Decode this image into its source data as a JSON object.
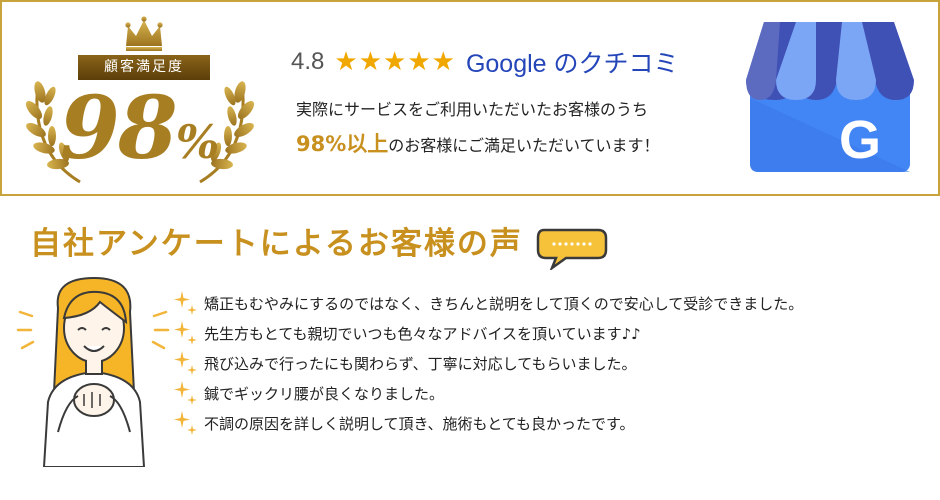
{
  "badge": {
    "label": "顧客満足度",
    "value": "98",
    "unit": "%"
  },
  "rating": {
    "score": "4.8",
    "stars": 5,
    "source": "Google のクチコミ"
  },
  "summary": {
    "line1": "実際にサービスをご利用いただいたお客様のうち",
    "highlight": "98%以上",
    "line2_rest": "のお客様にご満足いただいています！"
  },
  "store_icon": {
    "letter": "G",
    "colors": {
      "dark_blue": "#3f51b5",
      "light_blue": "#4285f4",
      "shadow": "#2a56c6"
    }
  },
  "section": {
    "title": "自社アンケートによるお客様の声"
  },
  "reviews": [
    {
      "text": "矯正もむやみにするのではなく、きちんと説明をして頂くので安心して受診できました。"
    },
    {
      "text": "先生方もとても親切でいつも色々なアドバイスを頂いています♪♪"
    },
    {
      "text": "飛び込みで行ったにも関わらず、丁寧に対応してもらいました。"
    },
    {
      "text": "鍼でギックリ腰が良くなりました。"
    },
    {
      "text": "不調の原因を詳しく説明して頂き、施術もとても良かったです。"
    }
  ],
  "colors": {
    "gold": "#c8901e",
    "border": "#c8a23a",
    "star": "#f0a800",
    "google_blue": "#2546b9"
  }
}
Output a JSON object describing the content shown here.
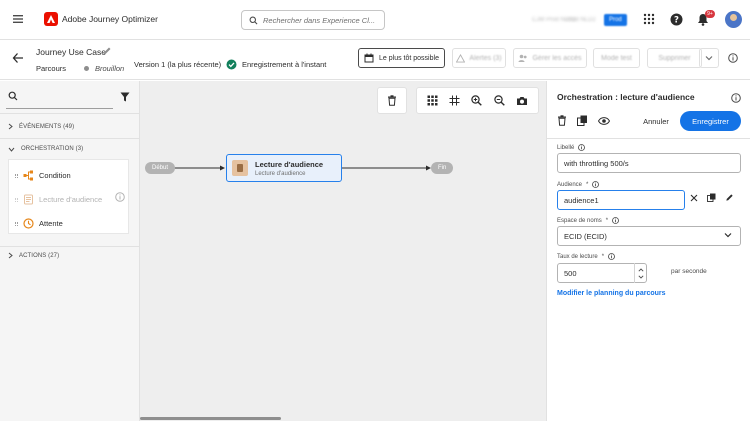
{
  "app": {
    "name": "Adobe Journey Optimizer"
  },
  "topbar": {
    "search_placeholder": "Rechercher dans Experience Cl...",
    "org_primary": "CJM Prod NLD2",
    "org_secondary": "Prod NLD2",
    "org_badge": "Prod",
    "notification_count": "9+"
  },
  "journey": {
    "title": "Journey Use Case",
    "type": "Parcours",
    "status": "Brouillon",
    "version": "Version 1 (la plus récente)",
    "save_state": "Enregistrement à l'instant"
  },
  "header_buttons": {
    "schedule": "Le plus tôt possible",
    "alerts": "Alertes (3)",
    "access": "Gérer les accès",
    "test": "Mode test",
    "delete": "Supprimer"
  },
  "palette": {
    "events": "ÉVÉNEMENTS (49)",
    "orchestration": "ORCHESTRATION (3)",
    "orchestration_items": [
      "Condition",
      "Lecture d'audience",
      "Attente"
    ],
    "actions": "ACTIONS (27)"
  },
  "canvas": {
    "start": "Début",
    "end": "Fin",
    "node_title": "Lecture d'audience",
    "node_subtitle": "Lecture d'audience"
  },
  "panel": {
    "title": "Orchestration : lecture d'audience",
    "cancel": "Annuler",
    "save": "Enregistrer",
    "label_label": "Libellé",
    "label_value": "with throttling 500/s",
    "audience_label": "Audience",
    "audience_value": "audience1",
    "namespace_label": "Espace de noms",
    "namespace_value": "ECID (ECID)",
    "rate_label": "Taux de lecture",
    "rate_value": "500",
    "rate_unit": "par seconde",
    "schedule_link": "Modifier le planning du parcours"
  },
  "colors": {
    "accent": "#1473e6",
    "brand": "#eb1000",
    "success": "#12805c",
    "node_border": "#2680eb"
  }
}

────

■ EXERCISE BRIEF
Any pictures should be dropped; transcribe the rest of the records above exactly.

■ RESPONSE TO THIS EXERCISE
Decode this image into its source data as a JSON object.
{
  "badge": {
    "label": "顧客満足度",
    "value": "98",
    "unit": "%"
  },
  "rating": {
    "score": "4.8",
    "stars": 5,
    "source": "Google のクチコミ"
  },
  "summary": {
    "line1": "実際にサービスをご利用いただいたお客様のうち",
    "highlight": "98%以上",
    "line2_rest": "のお客様にご満足いただいています！"
  },
  "store_icon": {
    "letter": "G",
    "colors": {
      "dark_blue": "#3f51b5",
      "light_blue": "#4285f4",
      "shadow": "#2a56c6"
    }
  },
  "section": {
    "title": "自社アンケートによるお客様の声"
  },
  "reviews": [
    {
      "text": "矯正もむやみにするのではなく、きちんと説明をして頂くので安心して受診できました。"
    },
    {
      "text": "先生方もとても親切でいつも色々なアドバイスを頂いています♪♪"
    },
    {
      "text": "飛び込みで行ったにも関わらず、丁寧に対応してもらいました。"
    },
    {
      "text": "鍼でギックリ腰が良くなりました。"
    },
    {
      "text": "不調の原因を詳しく説明して頂き、施術もとても良かったです。"
    }
  ],
  "colors": {
    "gold": "#c8901e",
    "border": "#c8a23a",
    "star": "#f0a800",
    "google_blue": "#2546b9"
  }
}
Output a JSON object describing the content shown here.
{
  "app": {
    "name": "Adobe Journey Optimizer"
  },
  "topbar": {
    "search_placeholder": "Rechercher dans Experience Cl...",
    "org_primary": "CJM Prod NLD2",
    "org_secondary": "Prod NLD2",
    "org_badge": "Prod",
    "notification_count": "9+"
  },
  "journey": {
    "title": "Journey Use Case",
    "type": "Parcours",
    "status": "Brouillon",
    "version": "Version 1 (la plus récente)",
    "save_state": "Enregistrement à l'instant"
  },
  "header_buttons": {
    "schedule": "Le plus tôt possible",
    "alerts": "Alertes (3)",
    "access": "Gérer les accès",
    "test": "Mode test",
    "delete": "Supprimer"
  },
  "palette": {
    "events": "ÉVÉNEMENTS (49)",
    "orchestration": "ORCHESTRATION (3)",
    "orchestration_items": [
      "Condition",
      "Lecture d'audience",
      "Attente"
    ],
    "actions": "ACTIONS (27)"
  },
  "canvas": {
    "start": "Début",
    "end": "Fin",
    "node_title": "Lecture d'audience",
    "node_subtitle": "Lecture d'audience"
  },
  "panel": {
    "title": "Orchestration : lecture d'audience",
    "cancel": "Annuler",
    "save": "Enregistrer",
    "label_label": "Libellé",
    "label_value": "with throttling 500/s",
    "audience_label": "Audience",
    "audience_value": "audience1",
    "namespace_label": "Espace de noms",
    "namespace_value": "ECID (ECID)",
    "rate_label": "Taux de lecture",
    "rate_value": "500",
    "rate_unit": "par seconde",
    "schedule_link": "Modifier le planning du parcours"
  },
  "colors": {
    "accent": "#1473e6",
    "brand": "#eb1000",
    "success": "#12805c",
    "node_border": "#2680eb"
  }
}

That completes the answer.